What you have to do>
Render everything from the start of the records down to the line containing "rada-dokladu-checkbox[interactable] xyxy=(54,192,74,212)", that line included, as a Markdown table with the columns Row and Entry, giving each line's number and text and leaving out blank lines.

--------------------------------

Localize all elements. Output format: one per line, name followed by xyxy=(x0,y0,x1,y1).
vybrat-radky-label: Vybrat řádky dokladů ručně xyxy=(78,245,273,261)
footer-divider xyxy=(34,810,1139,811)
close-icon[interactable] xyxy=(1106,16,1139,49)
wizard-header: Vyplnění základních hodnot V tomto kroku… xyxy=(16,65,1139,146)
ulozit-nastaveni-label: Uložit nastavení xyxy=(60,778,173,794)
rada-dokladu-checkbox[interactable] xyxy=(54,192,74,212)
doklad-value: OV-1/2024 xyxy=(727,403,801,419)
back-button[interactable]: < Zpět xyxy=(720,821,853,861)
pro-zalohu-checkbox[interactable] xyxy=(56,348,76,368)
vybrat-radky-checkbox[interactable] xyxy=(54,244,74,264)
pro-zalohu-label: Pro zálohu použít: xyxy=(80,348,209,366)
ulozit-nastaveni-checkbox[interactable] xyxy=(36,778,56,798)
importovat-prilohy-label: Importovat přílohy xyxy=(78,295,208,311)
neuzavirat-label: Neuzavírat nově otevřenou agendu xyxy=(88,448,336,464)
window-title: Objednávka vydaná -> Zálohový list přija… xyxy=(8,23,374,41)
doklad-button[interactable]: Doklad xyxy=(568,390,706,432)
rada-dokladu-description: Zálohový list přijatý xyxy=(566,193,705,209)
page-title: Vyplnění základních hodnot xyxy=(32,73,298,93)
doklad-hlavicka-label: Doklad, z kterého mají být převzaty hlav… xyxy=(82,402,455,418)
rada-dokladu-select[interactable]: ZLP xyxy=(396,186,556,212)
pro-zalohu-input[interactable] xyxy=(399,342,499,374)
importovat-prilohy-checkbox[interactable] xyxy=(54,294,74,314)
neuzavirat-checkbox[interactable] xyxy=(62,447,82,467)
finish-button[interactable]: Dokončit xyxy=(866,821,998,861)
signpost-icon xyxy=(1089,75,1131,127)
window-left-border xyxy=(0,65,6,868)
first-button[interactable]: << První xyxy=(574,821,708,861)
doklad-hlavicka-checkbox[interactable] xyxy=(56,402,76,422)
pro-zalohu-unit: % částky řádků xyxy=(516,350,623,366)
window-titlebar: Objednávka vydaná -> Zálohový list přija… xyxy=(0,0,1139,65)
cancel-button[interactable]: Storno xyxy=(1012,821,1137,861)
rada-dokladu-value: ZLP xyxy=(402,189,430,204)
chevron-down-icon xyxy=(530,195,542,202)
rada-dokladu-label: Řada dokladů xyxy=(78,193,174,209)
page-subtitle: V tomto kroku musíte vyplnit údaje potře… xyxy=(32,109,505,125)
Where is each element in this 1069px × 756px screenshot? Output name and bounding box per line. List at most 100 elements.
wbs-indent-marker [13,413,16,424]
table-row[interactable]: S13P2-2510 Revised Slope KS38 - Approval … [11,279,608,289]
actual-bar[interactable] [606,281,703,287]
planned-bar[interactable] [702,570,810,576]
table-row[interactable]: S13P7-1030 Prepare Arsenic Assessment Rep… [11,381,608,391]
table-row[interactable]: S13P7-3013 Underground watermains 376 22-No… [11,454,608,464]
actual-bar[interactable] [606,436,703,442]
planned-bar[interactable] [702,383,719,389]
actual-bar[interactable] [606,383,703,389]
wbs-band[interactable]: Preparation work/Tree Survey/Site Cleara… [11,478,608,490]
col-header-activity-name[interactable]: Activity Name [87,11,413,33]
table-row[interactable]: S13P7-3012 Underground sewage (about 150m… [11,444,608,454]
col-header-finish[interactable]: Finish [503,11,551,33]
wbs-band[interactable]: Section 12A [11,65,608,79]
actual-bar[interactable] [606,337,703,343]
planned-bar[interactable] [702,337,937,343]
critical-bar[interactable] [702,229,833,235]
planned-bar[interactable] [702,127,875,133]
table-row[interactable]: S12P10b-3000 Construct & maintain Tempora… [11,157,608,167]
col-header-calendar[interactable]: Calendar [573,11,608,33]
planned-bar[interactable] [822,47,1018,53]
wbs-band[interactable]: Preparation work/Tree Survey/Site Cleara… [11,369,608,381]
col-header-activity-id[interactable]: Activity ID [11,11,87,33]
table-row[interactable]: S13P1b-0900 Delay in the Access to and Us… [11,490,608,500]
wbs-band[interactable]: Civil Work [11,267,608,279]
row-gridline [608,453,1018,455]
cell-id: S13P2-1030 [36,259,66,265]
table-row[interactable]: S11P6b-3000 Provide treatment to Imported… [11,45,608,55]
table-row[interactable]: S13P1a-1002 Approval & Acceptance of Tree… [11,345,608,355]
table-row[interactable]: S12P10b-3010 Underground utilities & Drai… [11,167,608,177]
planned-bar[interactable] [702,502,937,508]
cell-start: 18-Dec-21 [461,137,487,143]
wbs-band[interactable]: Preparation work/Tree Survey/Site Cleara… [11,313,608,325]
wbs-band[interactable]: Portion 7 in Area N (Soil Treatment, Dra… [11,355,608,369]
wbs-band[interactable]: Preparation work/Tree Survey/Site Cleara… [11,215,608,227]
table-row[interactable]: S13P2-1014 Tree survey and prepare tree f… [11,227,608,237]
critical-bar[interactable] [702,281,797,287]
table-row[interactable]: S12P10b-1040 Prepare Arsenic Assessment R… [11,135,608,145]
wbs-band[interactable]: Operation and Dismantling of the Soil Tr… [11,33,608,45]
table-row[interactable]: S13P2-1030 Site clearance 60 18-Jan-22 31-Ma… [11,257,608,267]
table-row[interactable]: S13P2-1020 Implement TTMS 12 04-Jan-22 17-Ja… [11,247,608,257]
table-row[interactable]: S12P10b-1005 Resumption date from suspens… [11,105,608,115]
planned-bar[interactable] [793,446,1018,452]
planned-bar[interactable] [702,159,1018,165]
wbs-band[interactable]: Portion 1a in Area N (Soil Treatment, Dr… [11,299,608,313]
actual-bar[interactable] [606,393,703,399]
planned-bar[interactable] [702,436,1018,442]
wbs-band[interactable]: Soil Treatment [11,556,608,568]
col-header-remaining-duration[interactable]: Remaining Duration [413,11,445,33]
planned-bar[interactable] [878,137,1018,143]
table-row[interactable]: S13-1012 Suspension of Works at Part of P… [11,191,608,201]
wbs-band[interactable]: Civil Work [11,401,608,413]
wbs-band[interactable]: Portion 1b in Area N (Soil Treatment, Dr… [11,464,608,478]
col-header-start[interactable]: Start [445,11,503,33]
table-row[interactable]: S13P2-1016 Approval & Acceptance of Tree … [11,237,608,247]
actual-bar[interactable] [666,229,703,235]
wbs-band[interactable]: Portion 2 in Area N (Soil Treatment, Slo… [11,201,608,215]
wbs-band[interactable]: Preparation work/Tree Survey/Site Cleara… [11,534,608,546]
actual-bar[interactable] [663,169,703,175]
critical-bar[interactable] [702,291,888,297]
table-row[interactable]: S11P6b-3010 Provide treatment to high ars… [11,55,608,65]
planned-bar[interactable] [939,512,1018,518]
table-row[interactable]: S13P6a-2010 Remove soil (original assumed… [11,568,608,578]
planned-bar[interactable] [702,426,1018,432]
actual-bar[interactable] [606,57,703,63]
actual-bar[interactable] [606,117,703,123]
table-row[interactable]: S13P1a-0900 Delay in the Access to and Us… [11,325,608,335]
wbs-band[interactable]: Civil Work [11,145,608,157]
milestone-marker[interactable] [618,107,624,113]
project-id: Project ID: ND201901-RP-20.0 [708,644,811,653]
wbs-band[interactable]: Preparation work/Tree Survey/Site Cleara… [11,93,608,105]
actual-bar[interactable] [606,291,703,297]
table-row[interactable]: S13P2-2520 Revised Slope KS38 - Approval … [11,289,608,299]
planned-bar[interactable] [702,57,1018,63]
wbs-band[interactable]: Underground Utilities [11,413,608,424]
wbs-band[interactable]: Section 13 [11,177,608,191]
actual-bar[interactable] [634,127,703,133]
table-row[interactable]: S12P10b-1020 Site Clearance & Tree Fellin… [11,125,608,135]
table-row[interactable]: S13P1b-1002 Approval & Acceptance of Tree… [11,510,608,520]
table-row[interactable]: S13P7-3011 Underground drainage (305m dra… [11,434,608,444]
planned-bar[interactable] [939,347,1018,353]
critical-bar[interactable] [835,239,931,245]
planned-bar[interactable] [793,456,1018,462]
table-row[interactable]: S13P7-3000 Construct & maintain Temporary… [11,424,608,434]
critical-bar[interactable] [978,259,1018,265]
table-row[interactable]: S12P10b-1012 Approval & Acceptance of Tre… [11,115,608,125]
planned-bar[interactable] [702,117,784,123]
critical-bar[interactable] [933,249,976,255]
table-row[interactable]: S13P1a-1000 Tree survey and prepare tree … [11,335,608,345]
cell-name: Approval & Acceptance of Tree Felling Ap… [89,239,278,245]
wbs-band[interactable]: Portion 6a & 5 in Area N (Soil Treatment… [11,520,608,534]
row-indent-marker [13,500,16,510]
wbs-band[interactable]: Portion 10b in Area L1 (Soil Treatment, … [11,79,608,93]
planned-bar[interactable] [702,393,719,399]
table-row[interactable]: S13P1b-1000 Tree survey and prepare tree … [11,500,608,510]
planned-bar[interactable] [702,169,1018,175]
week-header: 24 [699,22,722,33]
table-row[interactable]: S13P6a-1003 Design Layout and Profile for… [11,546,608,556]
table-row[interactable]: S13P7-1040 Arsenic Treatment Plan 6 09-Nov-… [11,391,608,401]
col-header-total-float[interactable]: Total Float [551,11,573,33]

--------------------------------

Full answer>
| Row | Entry |
|---|---|
| 1 | Localize all elements. Output format: one per line, name followed by xyxy=(x0,y0,x1,y1). |
| 2 | vybrat-radky-label: Vybrat řádky dokladů ručně xyxy=(78,245,273,261) |
| 3 | footer-divider xyxy=(34,810,1139,811) |
| 4 | close-icon[interactable] xyxy=(1106,16,1139,49) |
| 5 | wizard-header: Vyplnění základních hodnot V tomto kroku… xyxy=(16,65,1139,146) |
| 6 | ulozit-nastaveni-label: Uložit nastavení xyxy=(60,778,173,794) |
| 7 | rada-dokladu-checkbox[interactable] xyxy=(54,192,74,212) |